TASK TO CARRY OUT:
Exclude the pictures and reproduce the remaining data exactly as written.

DATA SUPPLIED:
——————————

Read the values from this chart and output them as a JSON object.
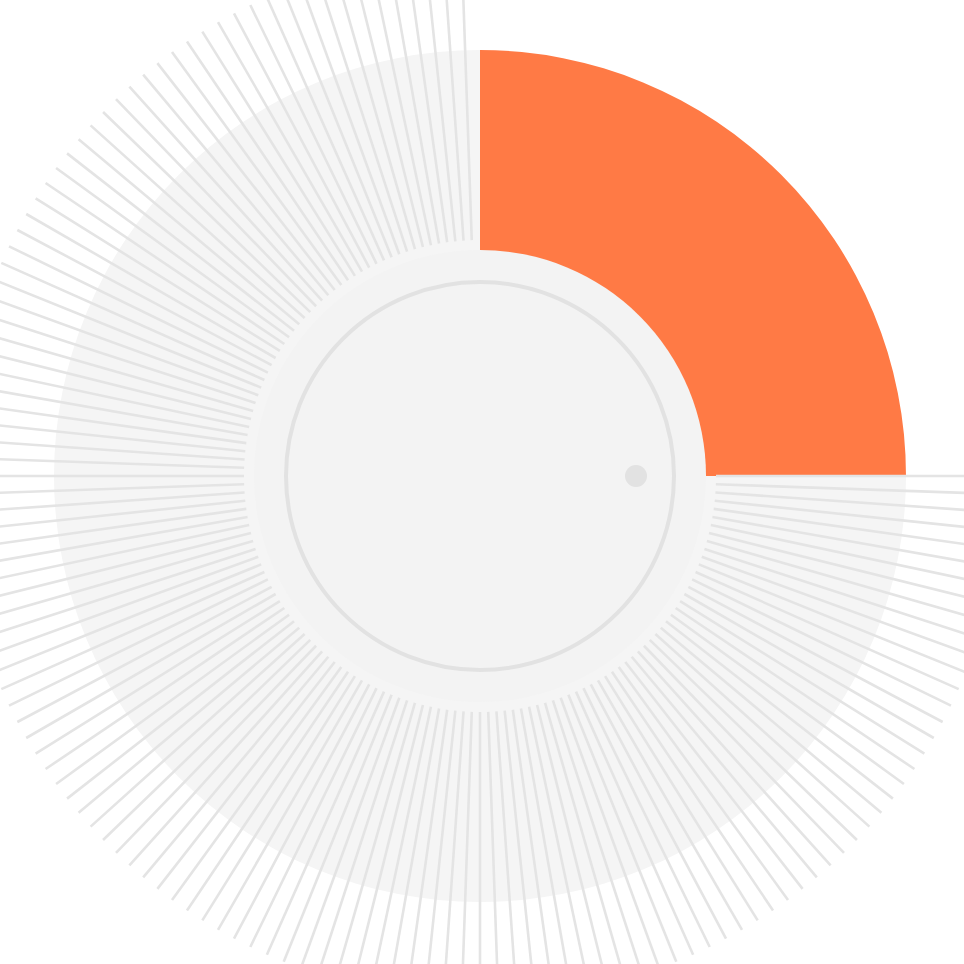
{
  "chart_data": {
    "type": "donut",
    "categories": [
      null,
      null
    ],
    "values": [
      25,
      75
    ],
    "colors": [
      "#ff7a45",
      "#f5f5f5"
    ]
  }
}
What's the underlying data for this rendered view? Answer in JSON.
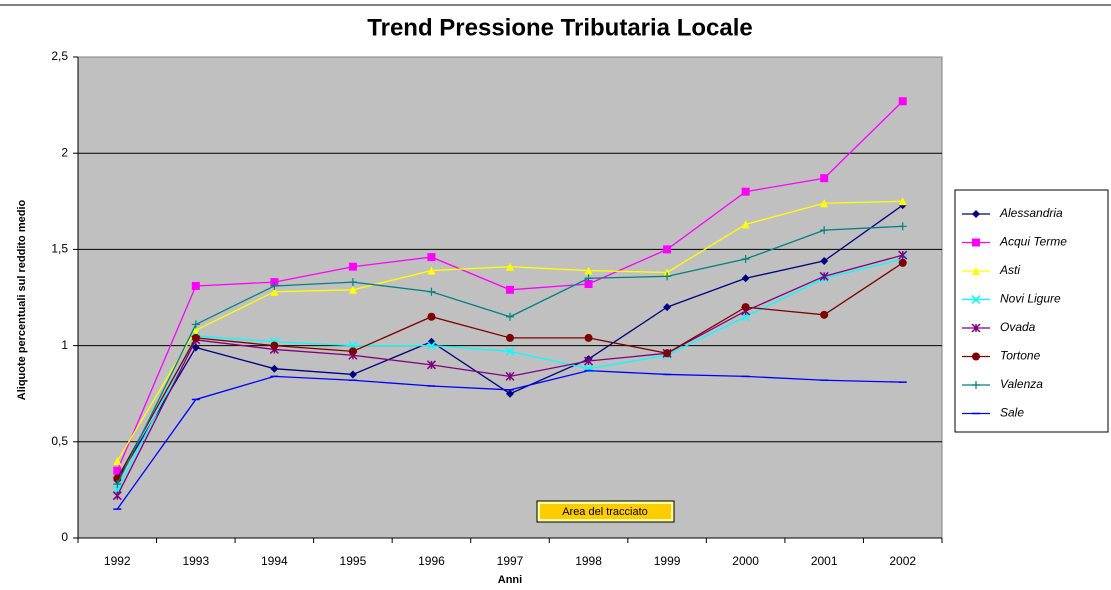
{
  "chart_data": {
    "type": "line",
    "title": "Trend Pressione Tributaria Locale",
    "x_label": "Anni",
    "y_label": "Aliquote percentuali sul reddito medio",
    "annotation": "Area del tracciato",
    "categories": [
      "1992",
      "1993",
      "1994",
      "1995",
      "1996",
      "1997",
      "1998",
      "1999",
      "2000",
      "2001",
      "2002"
    ],
    "ylim": [
      0,
      2.5
    ],
    "yticks": [
      0,
      {
        "value": 0.5,
        "label": "0,5"
      },
      1,
      {
        "value": 1.5,
        "label": "1,5"
      },
      2,
      {
        "value": 2.5,
        "label": "2,5"
      }
    ],
    "grid": true,
    "legend": "right",
    "series": [
      {
        "name": "Alessandria",
        "color": "#000080",
        "marker": "diamond",
        "values": [
          0.3,
          0.99,
          0.88,
          0.85,
          1.02,
          0.75,
          0.93,
          1.2,
          1.35,
          1.44,
          1.73
        ]
      },
      {
        "name": "Acqui Terme",
        "color": "#ff00ff",
        "marker": "square",
        "values": [
          0.35,
          1.31,
          1.33,
          1.41,
          1.46,
          1.29,
          1.32,
          1.5,
          1.8,
          1.87,
          2.27
        ]
      },
      {
        "name": "Asti",
        "color": "#ffff00",
        "marker": "triangle",
        "values": [
          0.4,
          1.08,
          1.28,
          1.29,
          1.39,
          1.41,
          1.39,
          1.38,
          1.63,
          1.74,
          1.75
        ]
      },
      {
        "name": "Novi Ligure",
        "color": "#00ffff",
        "marker": "x",
        "values": [
          0.25,
          1.05,
          1.02,
          1.0,
          1.0,
          0.97,
          0.88,
          0.95,
          1.15,
          1.35,
          1.45
        ]
      },
      {
        "name": "Ovada",
        "color": "#800080",
        "marker": "star",
        "values": [
          0.22,
          1.03,
          0.98,
          0.95,
          0.9,
          0.84,
          0.92,
          0.96,
          1.18,
          1.36,
          1.47
        ]
      },
      {
        "name": "Tortone",
        "color": "#800000",
        "marker": "circle",
        "values": [
          0.31,
          1.04,
          1.0,
          0.97,
          1.15,
          1.04,
          1.04,
          0.96,
          1.2,
          1.16,
          1.43
        ]
      },
      {
        "name": "Valenza",
        "color": "#008080",
        "marker": "plus",
        "values": [
          0.28,
          1.11,
          1.31,
          1.33,
          1.28,
          1.15,
          1.35,
          1.36,
          1.45,
          1.6,
          1.62
        ]
      },
      {
        "name": "Sale",
        "color": "#0000ff",
        "marker": "dash",
        "values": [
          0.15,
          0.72,
          0.84,
          0.82,
          0.79,
          0.77,
          0.87,
          0.85,
          0.84,
          0.82,
          0.81
        ]
      }
    ]
  }
}
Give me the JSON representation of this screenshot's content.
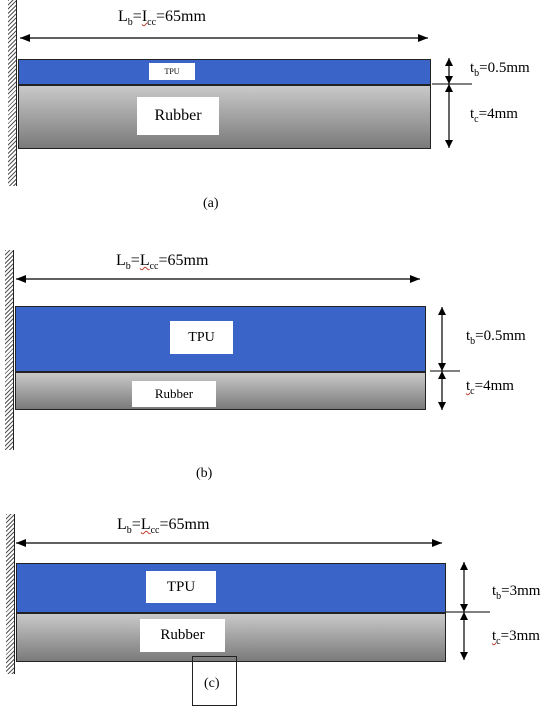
{
  "panels": [
    {
      "length_label": {
        "L": "L",
        "b": "b",
        "mid": "=",
        "I": "I",
        "cc": "cc",
        "value": "=65mm"
      },
      "tpu_label": "TPU",
      "rubber_label": "Rubber",
      "tb_label": {
        "t": "t",
        "sub": "b",
        "value": "=0.5mm"
      },
      "tc_label": {
        "t": "t",
        "sub": "c",
        "value": "=4mm"
      },
      "caption": "(a)"
    },
    {
      "length_label": {
        "L": "L",
        "b": "b",
        "mid": "=",
        "I": "L",
        "cc": "cc",
        "value": "=65mm"
      },
      "tpu_label": "TPU",
      "rubber_label": "Rubber",
      "tb_label": {
        "t": "t",
        "sub": "b",
        "value": "=0.5mm"
      },
      "tc_label": {
        "t": "t",
        "sub": "c",
        "value": "=4mm"
      },
      "caption": "(b)"
    },
    {
      "length_label": {
        "L": "L",
        "b": "b",
        "mid": "=",
        "I": "L",
        "cc": "cc",
        "value": "=65mm"
      },
      "tpu_label": "TPU",
      "rubber_label": "Rubber",
      "tb_label": {
        "t": "t",
        "sub": "b",
        "value": "=3mm"
      },
      "tc_label": {
        "t": "t",
        "sub": "c",
        "value": "=3mm"
      },
      "caption": "(c)"
    }
  ],
  "colors": {
    "tpu": "#3a64c8",
    "rubber_top": "#c9c9c9",
    "rubber_bottom": "#7a7a7a"
  }
}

——————————

EXERCISE RESULT:
Read the values from this chart and output them as a JSON object.
{
  "chart_data": {
    "type": "donut",
    "categories": [
      null,
      null
    ],
    "values": [
      25,
      75
    ],
    "colors": [
      "#ff7a45",
      "#f5f5f5"
    ]
  }
}
What's the underlying data for this rendered view? Answer in JSON.
{
  "chart_data": {
    "type": "line",
    "title": "Trend Pressione Tributaria Locale",
    "x_label": "Anni",
    "y_label": "Aliquote percentuali sul reddito medio",
    "annotation": "Area del tracciato",
    "categories": [
      "1992",
      "1993",
      "1994",
      "1995",
      "1996",
      "1997",
      "1998",
      "1999",
      "2000",
      "2001",
      "2002"
    ],
    "ylim": [
      0,
      2.5
    ],
    "yticks": [
      0,
      {
        "value": 0.5,
        "label": "0,5"
      },
      1,
      {
        "value": 1.5,
        "label": "1,5"
      },
      2,
      {
        "value": 2.5,
        "label": "2,5"
      }
    ],
    "grid": true,
    "legend": "right",
    "series": [
      {
        "name": "Alessandria",
        "color": "#000080",
        "marker": "diamond",
        "values": [
          0.3,
          0.99,
          0.88,
          0.85,
          1.02,
          0.75,
          0.93,
          1.2,
          1.35,
          1.44,
          1.73
        ]
      },
      {
        "name": "Acqui Terme",
        "color": "#ff00ff",
        "marker": "square",
        "values": [
          0.35,
          1.31,
          1.33,
          1.41,
          1.46,
          1.29,
          1.32,
          1.5,
          1.8,
          1.87,
          2.27
        ]
      },
      {
        "name": "Asti",
        "color": "#ffff00",
        "marker": "triangle",
        "values": [
          0.4,
          1.08,
          1.28,
          1.29,
          1.39,
          1.41,
          1.39,
          1.38,
          1.63,
          1.74,
          1.75
        ]
      },
      {
        "name": "Novi Ligure",
        "color": "#00ffff",
        "marker": "x",
        "values": [
          0.25,
          1.05,
          1.02,
          1.0,
          1.0,
          0.97,
          0.88,
          0.95,
          1.15,
          1.35,
          1.45
        ]
      },
      {
        "name": "Ovada",
        "color": "#800080",
        "marker": "star",
        "values": [
          0.22,
          1.03,
          0.98,
          0.95,
          0.9,
          0.84,
          0.92,
          0.96,
          1.18,
          1.36,
          1.47
        ]
      },
      {
        "name": "Tortone",
        "color": "#800000",
        "marker": "circle",
        "values": [
          0.31,
          1.04,
          1.0,
          0.97,
          1.15,
          1.04,
          1.04,
          0.96,
          1.2,
          1.16,
          1.43
        ]
      },
      {
        "name": "Valenza",
        "color": "#008080",
        "marker": "plus",
        "values": [
          0.28,
          1.11,
          1.31,
          1.33,
          1.28,
          1.15,
          1.35,
          1.36,
          1.45,
          1.6,
          1.62
        ]
      },
      {
        "name": "Sale",
        "color": "#0000ff",
        "marker": "dash",
        "values": [
          0.15,
          0.72,
          0.84,
          0.82,
          0.79,
          0.77,
          0.87,
          0.85,
          0.84,
          0.82,
          0.81
        ]
      }
    ]
  }
}
Give me the JSON representation of this screenshot's content.
{
  "panels": [
    {
      "length_label": {
        "L": "L",
        "b": "b",
        "mid": "=",
        "I": "I",
        "cc": "cc",
        "value": "=65mm"
      },
      "tpu_label": "TPU",
      "rubber_label": "Rubber",
      "tb_label": {
        "t": "t",
        "sub": "b",
        "value": "=0.5mm"
      },
      "tc_label": {
        "t": "t",
        "sub": "c",
        "value": "=4mm"
      },
      "caption": "(a)"
    },
    {
      "length_label": {
        "L": "L",
        "b": "b",
        "mid": "=",
        "I": "L",
        "cc": "cc",
        "value": "=65mm"
      },
      "tpu_label": "TPU",
      "rubber_label": "Rubber",
      "tb_label": {
        "t": "t",
        "sub": "b",
        "value": "=0.5mm"
      },
      "tc_label": {
        "t": "t",
        "sub": "c",
        "value": "=4mm"
      },
      "caption": "(b)"
    },
    {
      "length_label": {
        "L": "L",
        "b": "b",
        "mid": "=",
        "I": "L",
        "cc": "cc",
        "value": "=65mm"
      },
      "tpu_label": "TPU",
      "rubber_label": "Rubber",
      "tb_label": {
        "t": "t",
        "sub": "b",
        "value": "=3mm"
      },
      "tc_label": {
        "t": "t",
        "sub": "c",
        "value": "=3mm"
      },
      "caption": "(c)"
    }
  ],
  "colors": {
    "tpu": "#3a64c8",
    "rubber_top": "#c9c9c9",
    "rubber_bottom": "#7a7a7a"
  }
}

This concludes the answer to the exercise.